(Material for this exercise):
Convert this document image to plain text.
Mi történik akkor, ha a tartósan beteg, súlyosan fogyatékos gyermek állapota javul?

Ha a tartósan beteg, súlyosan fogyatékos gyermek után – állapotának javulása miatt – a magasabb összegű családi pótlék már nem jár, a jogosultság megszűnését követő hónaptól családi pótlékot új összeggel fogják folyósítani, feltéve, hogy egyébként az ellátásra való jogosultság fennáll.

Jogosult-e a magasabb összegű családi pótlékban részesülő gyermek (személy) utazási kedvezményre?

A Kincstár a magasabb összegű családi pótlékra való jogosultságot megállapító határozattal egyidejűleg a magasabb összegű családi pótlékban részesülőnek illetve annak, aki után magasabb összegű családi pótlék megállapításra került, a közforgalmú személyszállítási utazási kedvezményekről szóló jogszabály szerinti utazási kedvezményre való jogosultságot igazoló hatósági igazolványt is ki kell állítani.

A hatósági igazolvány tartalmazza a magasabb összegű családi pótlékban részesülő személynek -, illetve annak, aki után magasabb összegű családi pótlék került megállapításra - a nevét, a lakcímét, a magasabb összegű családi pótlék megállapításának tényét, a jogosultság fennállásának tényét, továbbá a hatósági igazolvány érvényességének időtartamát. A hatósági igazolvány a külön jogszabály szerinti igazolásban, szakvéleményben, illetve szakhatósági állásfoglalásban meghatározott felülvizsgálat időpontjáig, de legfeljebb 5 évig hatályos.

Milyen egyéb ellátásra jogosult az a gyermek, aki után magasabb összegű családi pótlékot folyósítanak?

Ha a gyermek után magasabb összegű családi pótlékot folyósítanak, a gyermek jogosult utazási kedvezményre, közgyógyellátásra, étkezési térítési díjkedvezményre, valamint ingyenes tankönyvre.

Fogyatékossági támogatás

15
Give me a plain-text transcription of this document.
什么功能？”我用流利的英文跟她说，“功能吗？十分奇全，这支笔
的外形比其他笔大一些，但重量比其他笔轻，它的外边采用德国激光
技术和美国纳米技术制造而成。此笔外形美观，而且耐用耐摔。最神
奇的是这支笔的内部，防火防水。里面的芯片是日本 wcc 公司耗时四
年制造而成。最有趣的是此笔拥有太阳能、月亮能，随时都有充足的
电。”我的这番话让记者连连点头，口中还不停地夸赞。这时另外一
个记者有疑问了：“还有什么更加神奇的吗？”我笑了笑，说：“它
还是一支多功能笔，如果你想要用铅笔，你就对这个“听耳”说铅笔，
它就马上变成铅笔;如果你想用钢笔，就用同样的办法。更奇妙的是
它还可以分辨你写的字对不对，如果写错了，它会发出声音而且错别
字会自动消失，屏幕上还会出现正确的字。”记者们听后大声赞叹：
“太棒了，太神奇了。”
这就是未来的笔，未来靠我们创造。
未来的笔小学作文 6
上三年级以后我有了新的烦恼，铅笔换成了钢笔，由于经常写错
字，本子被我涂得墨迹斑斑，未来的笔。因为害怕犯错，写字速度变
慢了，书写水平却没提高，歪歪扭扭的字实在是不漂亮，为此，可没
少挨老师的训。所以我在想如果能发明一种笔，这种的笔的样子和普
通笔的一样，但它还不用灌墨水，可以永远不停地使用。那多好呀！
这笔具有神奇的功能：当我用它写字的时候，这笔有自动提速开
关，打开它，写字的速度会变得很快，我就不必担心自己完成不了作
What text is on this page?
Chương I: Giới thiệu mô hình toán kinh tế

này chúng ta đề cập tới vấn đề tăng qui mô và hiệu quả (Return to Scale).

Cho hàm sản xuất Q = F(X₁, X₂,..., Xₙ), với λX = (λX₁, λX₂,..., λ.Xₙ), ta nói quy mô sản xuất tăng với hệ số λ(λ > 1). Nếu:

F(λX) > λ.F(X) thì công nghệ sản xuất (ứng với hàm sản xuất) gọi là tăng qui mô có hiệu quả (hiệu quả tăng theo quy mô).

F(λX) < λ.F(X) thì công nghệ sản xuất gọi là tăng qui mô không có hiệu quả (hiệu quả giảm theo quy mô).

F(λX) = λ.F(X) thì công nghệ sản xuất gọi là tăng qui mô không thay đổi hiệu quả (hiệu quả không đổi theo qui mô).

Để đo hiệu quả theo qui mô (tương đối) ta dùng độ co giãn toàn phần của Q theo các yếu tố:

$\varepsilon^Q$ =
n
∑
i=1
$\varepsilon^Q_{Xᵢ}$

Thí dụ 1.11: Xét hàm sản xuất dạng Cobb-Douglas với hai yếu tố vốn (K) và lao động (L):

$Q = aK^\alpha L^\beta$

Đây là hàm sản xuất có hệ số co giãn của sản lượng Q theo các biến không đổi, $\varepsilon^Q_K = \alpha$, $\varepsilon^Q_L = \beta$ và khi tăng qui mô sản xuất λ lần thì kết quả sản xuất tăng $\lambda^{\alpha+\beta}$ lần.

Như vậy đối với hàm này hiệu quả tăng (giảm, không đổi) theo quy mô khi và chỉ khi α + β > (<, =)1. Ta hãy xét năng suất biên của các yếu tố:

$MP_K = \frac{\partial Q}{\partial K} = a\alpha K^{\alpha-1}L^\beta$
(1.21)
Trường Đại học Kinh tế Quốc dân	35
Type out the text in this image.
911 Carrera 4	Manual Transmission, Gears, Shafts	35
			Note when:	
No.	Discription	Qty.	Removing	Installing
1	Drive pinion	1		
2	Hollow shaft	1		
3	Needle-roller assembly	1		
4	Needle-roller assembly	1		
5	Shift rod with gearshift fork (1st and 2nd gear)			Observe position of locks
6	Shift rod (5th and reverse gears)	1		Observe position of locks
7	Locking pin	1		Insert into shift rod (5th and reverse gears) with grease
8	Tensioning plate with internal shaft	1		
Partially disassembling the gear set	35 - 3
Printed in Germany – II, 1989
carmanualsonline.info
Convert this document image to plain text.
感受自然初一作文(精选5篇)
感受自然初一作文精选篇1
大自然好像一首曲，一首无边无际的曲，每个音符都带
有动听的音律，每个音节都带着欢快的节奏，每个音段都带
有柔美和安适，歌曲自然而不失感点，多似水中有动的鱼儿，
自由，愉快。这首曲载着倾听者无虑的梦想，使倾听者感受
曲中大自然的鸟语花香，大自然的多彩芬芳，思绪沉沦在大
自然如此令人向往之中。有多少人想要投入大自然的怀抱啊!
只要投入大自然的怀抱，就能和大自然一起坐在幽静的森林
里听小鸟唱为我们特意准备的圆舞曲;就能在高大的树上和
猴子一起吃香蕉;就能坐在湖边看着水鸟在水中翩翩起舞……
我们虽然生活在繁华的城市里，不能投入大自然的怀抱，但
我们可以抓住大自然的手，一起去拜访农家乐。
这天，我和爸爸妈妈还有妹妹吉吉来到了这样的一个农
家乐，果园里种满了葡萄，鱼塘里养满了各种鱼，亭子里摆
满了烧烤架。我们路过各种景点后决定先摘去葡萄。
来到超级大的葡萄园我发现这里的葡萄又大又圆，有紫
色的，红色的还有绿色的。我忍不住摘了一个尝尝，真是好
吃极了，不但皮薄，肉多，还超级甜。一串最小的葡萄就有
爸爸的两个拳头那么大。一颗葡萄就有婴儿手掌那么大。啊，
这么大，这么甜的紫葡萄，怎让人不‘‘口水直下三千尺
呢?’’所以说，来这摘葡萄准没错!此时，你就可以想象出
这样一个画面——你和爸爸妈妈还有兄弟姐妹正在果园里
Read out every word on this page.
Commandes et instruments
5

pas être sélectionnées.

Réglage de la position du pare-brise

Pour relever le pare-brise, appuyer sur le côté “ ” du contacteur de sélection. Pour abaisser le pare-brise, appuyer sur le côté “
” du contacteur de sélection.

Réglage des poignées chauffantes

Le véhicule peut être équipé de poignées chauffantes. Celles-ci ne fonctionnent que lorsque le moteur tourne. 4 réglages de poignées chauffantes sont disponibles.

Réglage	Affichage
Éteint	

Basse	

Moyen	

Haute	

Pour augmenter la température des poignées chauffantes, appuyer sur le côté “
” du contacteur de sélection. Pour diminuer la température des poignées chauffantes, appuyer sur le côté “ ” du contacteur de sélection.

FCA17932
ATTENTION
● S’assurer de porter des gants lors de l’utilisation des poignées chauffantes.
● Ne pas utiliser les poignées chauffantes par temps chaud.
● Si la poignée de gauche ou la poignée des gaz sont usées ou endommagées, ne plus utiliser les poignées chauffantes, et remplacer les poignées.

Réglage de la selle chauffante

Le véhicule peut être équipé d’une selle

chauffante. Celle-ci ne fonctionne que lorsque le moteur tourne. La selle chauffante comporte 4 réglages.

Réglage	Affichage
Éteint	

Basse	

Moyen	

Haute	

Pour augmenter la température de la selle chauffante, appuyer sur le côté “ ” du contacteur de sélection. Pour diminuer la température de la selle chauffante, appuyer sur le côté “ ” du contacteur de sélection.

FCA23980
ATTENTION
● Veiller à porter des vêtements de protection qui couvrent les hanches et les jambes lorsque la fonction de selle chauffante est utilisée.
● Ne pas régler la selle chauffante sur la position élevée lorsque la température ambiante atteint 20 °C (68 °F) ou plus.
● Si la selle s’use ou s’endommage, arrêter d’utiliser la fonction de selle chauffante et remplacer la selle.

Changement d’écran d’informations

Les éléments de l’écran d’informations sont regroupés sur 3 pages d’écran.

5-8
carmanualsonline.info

(Exercise details): Return each line of the data that contains the string "peut".

(Solution for this exercise):
Le véhicule peut être équipé de poignées chauffantes. Celles-ci ne fonctionnent que lorsque le moteur tourne. 4 réglages de poignées chauffantes sont disponibles.
Le véhicule peut être équipé d’une selle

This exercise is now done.